** Task prompt **
Copy out every record precisely.

Records about charts and figures:
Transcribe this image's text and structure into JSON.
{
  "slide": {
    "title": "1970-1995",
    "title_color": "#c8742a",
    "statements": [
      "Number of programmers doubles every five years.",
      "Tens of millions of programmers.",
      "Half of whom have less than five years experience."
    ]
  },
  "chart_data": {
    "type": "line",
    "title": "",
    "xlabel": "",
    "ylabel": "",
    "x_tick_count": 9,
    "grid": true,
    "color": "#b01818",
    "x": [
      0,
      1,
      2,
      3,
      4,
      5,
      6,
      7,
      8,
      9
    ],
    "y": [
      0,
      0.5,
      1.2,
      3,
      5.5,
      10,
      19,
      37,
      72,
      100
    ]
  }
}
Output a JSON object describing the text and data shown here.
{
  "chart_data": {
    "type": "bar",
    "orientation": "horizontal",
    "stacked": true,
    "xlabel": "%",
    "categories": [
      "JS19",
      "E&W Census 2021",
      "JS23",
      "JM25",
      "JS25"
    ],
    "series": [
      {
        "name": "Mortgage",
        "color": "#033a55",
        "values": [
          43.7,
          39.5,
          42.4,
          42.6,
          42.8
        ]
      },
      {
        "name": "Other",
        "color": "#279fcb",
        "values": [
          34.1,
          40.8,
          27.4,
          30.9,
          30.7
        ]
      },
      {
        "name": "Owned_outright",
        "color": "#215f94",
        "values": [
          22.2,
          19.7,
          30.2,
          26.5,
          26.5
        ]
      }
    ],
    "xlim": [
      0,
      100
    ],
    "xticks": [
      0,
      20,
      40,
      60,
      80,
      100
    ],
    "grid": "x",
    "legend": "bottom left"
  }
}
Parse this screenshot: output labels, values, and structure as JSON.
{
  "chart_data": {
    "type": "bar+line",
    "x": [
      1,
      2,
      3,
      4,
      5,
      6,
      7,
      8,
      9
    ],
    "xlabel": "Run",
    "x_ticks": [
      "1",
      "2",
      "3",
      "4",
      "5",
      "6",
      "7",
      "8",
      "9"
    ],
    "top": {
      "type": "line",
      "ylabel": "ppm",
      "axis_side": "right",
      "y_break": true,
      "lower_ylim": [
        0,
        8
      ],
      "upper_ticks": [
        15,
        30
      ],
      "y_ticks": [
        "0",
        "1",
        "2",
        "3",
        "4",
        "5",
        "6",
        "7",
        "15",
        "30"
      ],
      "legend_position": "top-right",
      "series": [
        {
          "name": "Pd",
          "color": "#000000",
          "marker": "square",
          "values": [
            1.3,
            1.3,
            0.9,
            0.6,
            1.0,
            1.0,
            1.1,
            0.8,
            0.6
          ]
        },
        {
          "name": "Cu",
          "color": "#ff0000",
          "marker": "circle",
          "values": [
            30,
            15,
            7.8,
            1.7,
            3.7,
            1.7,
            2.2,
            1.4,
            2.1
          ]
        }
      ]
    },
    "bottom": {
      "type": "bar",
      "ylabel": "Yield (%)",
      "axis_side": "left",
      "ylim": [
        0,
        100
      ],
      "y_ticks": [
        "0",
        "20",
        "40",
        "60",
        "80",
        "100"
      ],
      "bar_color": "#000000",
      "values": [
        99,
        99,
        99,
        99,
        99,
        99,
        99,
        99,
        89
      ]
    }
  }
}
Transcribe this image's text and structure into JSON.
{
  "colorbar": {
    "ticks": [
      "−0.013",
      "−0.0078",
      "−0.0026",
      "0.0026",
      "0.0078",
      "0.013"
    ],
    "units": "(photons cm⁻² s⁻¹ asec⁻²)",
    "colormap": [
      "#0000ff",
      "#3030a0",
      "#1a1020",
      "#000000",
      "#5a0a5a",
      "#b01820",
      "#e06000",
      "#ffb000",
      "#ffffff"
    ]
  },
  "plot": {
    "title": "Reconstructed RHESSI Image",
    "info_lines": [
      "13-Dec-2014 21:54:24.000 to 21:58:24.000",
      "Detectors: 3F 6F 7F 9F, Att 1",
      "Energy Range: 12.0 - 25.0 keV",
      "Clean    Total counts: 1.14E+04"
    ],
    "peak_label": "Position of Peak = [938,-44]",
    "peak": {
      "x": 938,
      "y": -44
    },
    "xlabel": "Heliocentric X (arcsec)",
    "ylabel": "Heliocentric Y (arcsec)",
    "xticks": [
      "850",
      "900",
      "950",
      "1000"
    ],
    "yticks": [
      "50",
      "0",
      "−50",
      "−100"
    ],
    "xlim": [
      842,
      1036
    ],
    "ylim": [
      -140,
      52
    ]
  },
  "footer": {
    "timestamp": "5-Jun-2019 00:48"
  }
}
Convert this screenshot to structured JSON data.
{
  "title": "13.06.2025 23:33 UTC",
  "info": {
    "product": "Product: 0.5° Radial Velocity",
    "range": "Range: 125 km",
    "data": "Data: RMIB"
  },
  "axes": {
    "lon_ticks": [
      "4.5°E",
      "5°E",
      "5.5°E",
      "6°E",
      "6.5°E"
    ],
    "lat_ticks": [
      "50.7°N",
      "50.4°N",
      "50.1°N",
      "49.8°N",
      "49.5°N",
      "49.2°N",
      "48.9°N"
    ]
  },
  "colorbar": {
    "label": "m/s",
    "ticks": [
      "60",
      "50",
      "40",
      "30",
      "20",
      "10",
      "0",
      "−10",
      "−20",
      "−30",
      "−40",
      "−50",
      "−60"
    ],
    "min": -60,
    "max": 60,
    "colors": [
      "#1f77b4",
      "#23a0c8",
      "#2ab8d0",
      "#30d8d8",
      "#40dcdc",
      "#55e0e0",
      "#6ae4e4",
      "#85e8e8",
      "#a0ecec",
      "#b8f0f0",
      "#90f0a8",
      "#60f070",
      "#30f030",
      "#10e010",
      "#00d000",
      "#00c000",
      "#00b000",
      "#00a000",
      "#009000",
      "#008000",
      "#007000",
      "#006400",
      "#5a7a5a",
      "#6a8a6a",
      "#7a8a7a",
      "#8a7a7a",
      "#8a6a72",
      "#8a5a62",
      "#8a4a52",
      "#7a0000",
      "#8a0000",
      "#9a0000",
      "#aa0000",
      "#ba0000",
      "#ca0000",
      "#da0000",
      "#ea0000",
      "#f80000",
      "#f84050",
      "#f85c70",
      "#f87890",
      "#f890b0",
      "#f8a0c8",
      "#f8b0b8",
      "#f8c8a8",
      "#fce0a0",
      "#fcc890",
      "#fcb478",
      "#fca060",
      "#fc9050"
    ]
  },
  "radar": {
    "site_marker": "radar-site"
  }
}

** Full solution **
Transcribe this image's text and structure into JSON.
{
  "slide": {
    "title": "1970-1995",
    "title_color": "#c8742a",
    "statements": [
      "Number of programmers doubles every five years.",
      "Tens of millions of programmers.",
      "Half of whom have less than five years experience."
    ]
  },
  "chart_data": {
    "type": "line",
    "title": "",
    "xlabel": "",
    "ylabel": "",
    "x_tick_count": 9,
    "grid": true,
    "color": "#b01818",
    "x": [
      0,
      1,
      2,
      3,
      4,
      5,
      6,
      7,
      8,
      9
    ],
    "y": [
      0,
      0.5,
      1.2,
      3,
      5.5,
      10,
      19,
      37,
      72,
      100
    ]
  }
}
Output a JSON object describing the text and data shown here.
{
  "chart_data": {
    "type": "bar",
    "orientation": "horizontal",
    "stacked": true,
    "xlabel": "%",
    "categories": [
      "JS19",
      "E&W Census 2021",
      "JS23",
      "JM25",
      "JS25"
    ],
    "series": [
      {
        "name": "Mortgage",
        "color": "#033a55",
        "values": [
          43.7,
          39.5,
          42.4,
          42.6,
          42.8
        ]
      },
      {
        "name": "Other",
        "color": "#279fcb",
        "values": [
          34.1,
          40.8,
          27.4,
          30.9,
          30.7
        ]
      },
      {
        "name": "Owned_outright",
        "color": "#215f94",
        "values": [
          22.2,
          19.7,
          30.2,
          26.5,
          26.5
        ]
      }
    ],
    "xlim": [
      0,
      100
    ],
    "xticks": [
      0,
      20,
      40,
      60,
      80,
      100
    ],
    "grid": "x",
    "legend": "bottom left"
  }
}
Parse this screenshot: output labels, values, and structure as JSON.
{
  "chart_data": {
    "type": "bar+line",
    "x": [
      1,
      2,
      3,
      4,
      5,
      6,
      7,
      8,
      9
    ],
    "xlabel": "Run",
    "x_ticks": [
      "1",
      "2",
      "3",
      "4",
      "5",
      "6",
      "7",
      "8",
      "9"
    ],
    "top": {
      "type": "line",
      "ylabel": "ppm",
      "axis_side": "right",
      "y_break": true,
      "lower_ylim": [
        0,
        8
      ],
      "upper_ticks": [
        15,
        30
      ],
      "y_ticks": [
        "0",
        "1",
        "2",
        "3",
        "4",
        "5",
        "6",
        "7",
        "15",
        "30"
      ],
      "legend_position": "top-right",
      "series": [
        {
          "name": "Pd",
          "color": "#000000",
          "marker": "square",
          "values": [
            1.3,
            1.3,
            0.9,
            0.6,
            1.0,
            1.0,
            1.1,
            0.8,
            0.6
          ]
        },
        {
          "name": "Cu",
          "color": "#ff0000",
          "marker": "circle",
          "values": [
            30,
            15,
            7.8,
            1.7,
            3.7,
            1.7,
            2.2,
            1.4,
            2.1
          ]
        }
      ]
    },
    "bottom": {
      "type": "bar",
      "ylabel": "Yield (%)",
      "axis_side": "left",
      "ylim": [
        0,
        100
      ],
      "y_ticks": [
        "0",
        "20",
        "40",
        "60",
        "80",
        "100"
      ],
      "bar_color": "#000000",
      "values": [
        99,
        99,
        99,
        99,
        99,
        99,
        99,
        99,
        89
      ]
    }
  }
}
Transcribe this image's text and structure into JSON.
{
  "colorbar": {
    "ticks": [
      "−0.013",
      "−0.0078",
      "−0.0026",
      "0.0026",
      "0.0078",
      "0.013"
    ],
    "units": "(photons cm⁻² s⁻¹ asec⁻²)",
    "colormap": [
      "#0000ff",
      "#3030a0",
      "#1a1020",
      "#000000",
      "#5a0a5a",
      "#b01820",
      "#e06000",
      "#ffb000",
      "#ffffff"
    ]
  },
  "plot": {
    "title": "Reconstructed RHESSI Image",
    "info_lines": [
      "13-Dec-2014 21:54:24.000 to 21:58:24.000",
      "Detectors: 3F 6F 7F 9F, Att 1",
      "Energy Range: 12.0 - 25.0 keV",
      "Clean    Total counts: 1.14E+04"
    ],
    "peak_label": "Position of Peak = [938,-44]",
    "peak": {
      "x": 938,
      "y": -44
    },
    "xlabel": "Heliocentric X (arcsec)",
    "ylabel": "Heliocentric Y (arcsec)",
    "xticks": [
      "850",
      "900",
      "950",
      "1000"
    ],
    "yticks": [
      "50",
      "0",
      "−50",
      "−100"
    ],
    "xlim": [
      842,
      1036
    ],
    "ylim": [
      -140,
      52
    ]
  },
  "footer": {
    "timestamp": "5-Jun-2019 00:48"
  }
}
Convert this screenshot to structured JSON data.
{
  "title": "13.06.2025 23:33 UTC",
  "info": {
    "product": "Product: 0.5° Radial Velocity",
    "range": "Range: 125 km",
    "data": "Data: RMIB"
  },
  "axes": {
    "lon_ticks": [
      "4.5°E",
      "5°E",
      "5.5°E",
      "6°E",
      "6.5°E"
    ],
    "lat_ticks": [
      "50.7°N",
      "50.4°N",
      "50.1°N",
      "49.8°N",
      "49.5°N",
      "49.2°N",
      "48.9°N"
    ]
  },
  "colorbar": {
    "label": "m/s",
    "ticks": [
      "60",
      "50",
      "40",
      "30",
      "20",
      "10",
      "0",
      "−10",
      "−20",
      "−30",
      "−40",
      "−50",
      "−60"
    ],
    "min": -60,
    "max": 60,
    "colors": [
      "#1f77b4",
      "#23a0c8",
      "#2ab8d0",
      "#30d8d8",
      "#40dcdc",
      "#55e0e0",
      "#6ae4e4",
      "#85e8e8",
      "#a0ecec",
      "#b8f0f0",
      "#90f0a8",
      "#60f070",
      "#30f030",
      "#10e010",
      "#00d000",
      "#00c000",
      "#00b000",
      "#00a000",
      "#009000",
      "#008000",
      "#007000",
      "#006400",
      "#5a7a5a",
      "#6a8a6a",
      "#7a8a7a",
      "#8a7a7a",
      "#8a6a72",
      "#8a5a62",
      "#8a4a52",
      "#7a0000",
      "#8a0000",
      "#9a0000",
      "#aa0000",
      "#ba0000",
      "#ca0000",
      "#da0000",
      "#ea0000",
      "#f80000",
      "#f84050",
      "#f85c70",
      "#f87890",
      "#f890b0",
      "#f8a0c8",
      "#f8b0b8",
      "#f8c8a8",
      "#fce0a0",
      "#fcc890",
      "#fcb478",
      "#fca060",
      "#fc9050"
    ]
  },
  "radar": {
    "site_marker": "radar-site"
  }
}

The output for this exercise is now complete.